WRITTEN INSTRUCTION — Repeat the records below exactly as they appear.

Dataset items:
────
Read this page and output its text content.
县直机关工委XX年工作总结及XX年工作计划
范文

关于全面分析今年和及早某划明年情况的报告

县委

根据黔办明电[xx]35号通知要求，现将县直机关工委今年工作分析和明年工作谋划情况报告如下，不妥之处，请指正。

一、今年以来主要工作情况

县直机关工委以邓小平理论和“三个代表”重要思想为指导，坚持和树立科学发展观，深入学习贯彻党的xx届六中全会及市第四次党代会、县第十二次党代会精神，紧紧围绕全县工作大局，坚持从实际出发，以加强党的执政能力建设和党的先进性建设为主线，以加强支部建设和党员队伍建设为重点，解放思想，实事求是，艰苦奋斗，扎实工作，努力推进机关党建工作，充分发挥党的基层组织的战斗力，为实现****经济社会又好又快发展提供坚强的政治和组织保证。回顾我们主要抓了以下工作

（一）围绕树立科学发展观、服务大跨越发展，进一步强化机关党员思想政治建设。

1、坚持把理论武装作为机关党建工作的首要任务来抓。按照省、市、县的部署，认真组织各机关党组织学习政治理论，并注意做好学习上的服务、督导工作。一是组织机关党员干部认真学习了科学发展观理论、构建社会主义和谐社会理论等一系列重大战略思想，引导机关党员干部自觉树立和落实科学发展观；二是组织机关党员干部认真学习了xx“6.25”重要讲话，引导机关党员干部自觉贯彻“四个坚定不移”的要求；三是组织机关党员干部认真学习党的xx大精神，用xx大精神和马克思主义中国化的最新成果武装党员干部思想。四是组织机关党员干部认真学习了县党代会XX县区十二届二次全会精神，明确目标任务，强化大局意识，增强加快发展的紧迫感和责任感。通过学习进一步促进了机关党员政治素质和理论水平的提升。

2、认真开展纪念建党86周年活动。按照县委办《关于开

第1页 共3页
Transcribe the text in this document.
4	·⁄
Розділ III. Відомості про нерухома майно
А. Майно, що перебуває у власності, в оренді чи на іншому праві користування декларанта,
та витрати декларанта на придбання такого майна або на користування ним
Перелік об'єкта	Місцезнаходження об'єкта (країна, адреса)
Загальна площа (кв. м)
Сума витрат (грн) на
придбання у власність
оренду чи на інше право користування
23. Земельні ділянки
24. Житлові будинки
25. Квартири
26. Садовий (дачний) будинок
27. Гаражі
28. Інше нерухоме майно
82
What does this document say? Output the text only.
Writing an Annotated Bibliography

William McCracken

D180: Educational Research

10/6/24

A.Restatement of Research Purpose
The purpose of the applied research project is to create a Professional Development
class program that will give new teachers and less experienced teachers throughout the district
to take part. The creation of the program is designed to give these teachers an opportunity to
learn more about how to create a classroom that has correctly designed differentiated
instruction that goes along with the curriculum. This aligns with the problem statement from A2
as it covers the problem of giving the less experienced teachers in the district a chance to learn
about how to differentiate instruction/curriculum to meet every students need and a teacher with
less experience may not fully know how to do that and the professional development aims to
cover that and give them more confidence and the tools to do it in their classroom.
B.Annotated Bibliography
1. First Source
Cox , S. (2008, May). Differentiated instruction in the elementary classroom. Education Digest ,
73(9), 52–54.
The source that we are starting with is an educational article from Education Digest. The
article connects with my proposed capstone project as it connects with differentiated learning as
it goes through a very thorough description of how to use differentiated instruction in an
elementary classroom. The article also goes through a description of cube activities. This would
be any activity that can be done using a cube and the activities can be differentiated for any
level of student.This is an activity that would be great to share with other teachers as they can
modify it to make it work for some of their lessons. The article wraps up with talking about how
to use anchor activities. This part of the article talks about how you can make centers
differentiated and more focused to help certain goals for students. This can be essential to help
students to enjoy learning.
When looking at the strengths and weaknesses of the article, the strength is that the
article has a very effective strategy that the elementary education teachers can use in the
────
COMPLETED EXERCISE —
Read this page and output its text content.
县直机关工委XX年工作总结及XX年工作计划
范文

关于全面分析今年和及早某划明年情况的报告

县委

根据黔办明电[xx]35号通知要求，现将县直机关工委今年工作分析和明年工作谋划情况报告如下，不妥之处，请指正。

一、今年以来主要工作情况

县直机关工委以邓小平理论和“三个代表”重要思想为指导，坚持和树立科学发展观，深入学习贯彻党的xx届六中全会及市第四次党代会、县第十二次党代会精神，紧紧围绕全县工作大局，坚持从实际出发，以加强党的执政能力建设和党的先进性建设为主线，以加强支部建设和党员队伍建设为重点，解放思想，实事求是，艰苦奋斗，扎实工作，努力推进机关党建工作，充分发挥党的基层组织的战斗力，为实现****经济社会又好又快发展提供坚强的政治和组织保证。回顾我们主要抓了以下工作

（一）围绕树立科学发展观、服务大跨越发展，进一步强化机关党员思想政治建设。

1、坚持把理论武装作为机关党建工作的首要任务来抓。按照省、市、县的部署，认真组织各机关党组织学习政治理论，并注意做好学习上的服务、督导工作。一是组织机关党员干部认真学习了科学发展观理论、构建社会主义和谐社会理论等一系列重大战略思想，引导机关党员干部自觉树立和落实科学发展观；二是组织机关党员干部认真学习了xx“6.25”重要讲话，引导机关党员干部自觉贯彻“四个坚定不移”的要求；三是组织机关党员干部认真学习党的xx大精神，用xx大精神和马克思主义中国化的最新成果武装党员干部思想。四是组织机关党员干部认真学习了县党代会XX县区十二届二次全会精神，明确目标任务，强化大局意识，增强加快发展的紧迫感和责任感。通过学习进一步促进了机关党员政治素质和理论水平的提升。

2、认真开展纪念建党86周年活动。按照县委办《关于开

第1页 共3页
Transcribe the text in this document.
4	·⁄
Розділ III. Відомості про нерухома майно
А. Майно, що перебуває у власності, в оренді чи на іншому праві користування декларанта,
та витрати декларанта на придбання такого майна або на користування ним
Перелік об'єкта	Місцезнаходження об'єкта (країна, адреса)
Загальна площа (кв. м)
Сума витрат (грн) на
придбання у власність
оренду чи на інше право користування
23. Земельні ділянки
24. Житлові будинки
25. Квартири
26. Садовий (дачний) будинок
27. Гаражі
28. Інше нерухоме майно
82
What does this document say? Output the text only.
Writing an Annotated Bibliography

William McCracken

D180: Educational Research

10/6/24

A.Restatement of Research Purpose
The purpose of the applied research project is to create a Professional Development
class program that will give new teachers and less experienced teachers throughout the district
to take part. The creation of the program is designed to give these teachers an opportunity to
learn more about how to create a classroom that has correctly designed differentiated
instruction that goes along with the curriculum. This aligns with the problem statement from A2
as it covers the problem of giving the less experienced teachers in the district a chance to learn
about how to differentiate instruction/curriculum to meet every students need and a teacher with
less experience may not fully know how to do that and the professional development aims to
cover that and give them more confidence and the tools to do it in their classroom.
B.Annotated Bibliography
1. First Source
Cox , S. (2008, May). Differentiated instruction in the elementary classroom. Education Digest ,
73(9), 52–54.
The source that we are starting with is an educational article from Education Digest. The
article connects with my proposed capstone project as it connects with differentiated learning as
it goes through a very thorough description of how to use differentiated instruction in an
elementary classroom. The article also goes through a description of cube activities. This would
be any activity that can be done using a cube and the activities can be differentiated for any
level of student.This is an activity that would be great to share with other teachers as they can
modify it to make it work for some of their lessons. The article wraps up with talking about how
to use anchor activities. This part of the article talks about how you can make centers
differentiated and more focused to help certain goals for students. This can be essential to help
students to enjoy learning.
When looking at the strengths and weaknesses of the article, the strength is that the
article has a very effective strategy that the elementary education teachers can use in the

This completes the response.